>>>>

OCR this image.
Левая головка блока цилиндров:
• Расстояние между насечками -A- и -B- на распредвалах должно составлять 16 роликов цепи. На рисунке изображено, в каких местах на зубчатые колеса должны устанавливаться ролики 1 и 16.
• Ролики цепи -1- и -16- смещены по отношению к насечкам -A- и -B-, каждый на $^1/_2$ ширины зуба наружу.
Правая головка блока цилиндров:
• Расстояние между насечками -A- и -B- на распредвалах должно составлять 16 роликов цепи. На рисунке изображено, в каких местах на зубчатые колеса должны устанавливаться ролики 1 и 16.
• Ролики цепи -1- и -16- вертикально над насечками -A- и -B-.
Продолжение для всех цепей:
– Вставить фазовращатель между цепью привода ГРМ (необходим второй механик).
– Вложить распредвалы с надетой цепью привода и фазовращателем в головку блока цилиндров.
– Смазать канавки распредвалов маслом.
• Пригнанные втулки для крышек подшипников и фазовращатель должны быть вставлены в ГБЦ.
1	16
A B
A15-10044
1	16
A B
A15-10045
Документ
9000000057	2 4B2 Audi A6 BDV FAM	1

<<<<

Task prompt: Pick each line holding the word "блока" out of the data and copy it.

Solution for this task:
Левая головка блока цилиндров:
Правая головка блока цилиндров:
– Вложить распредвалы с надетой цепью привода и фазовращателем в головку блока цилиндров.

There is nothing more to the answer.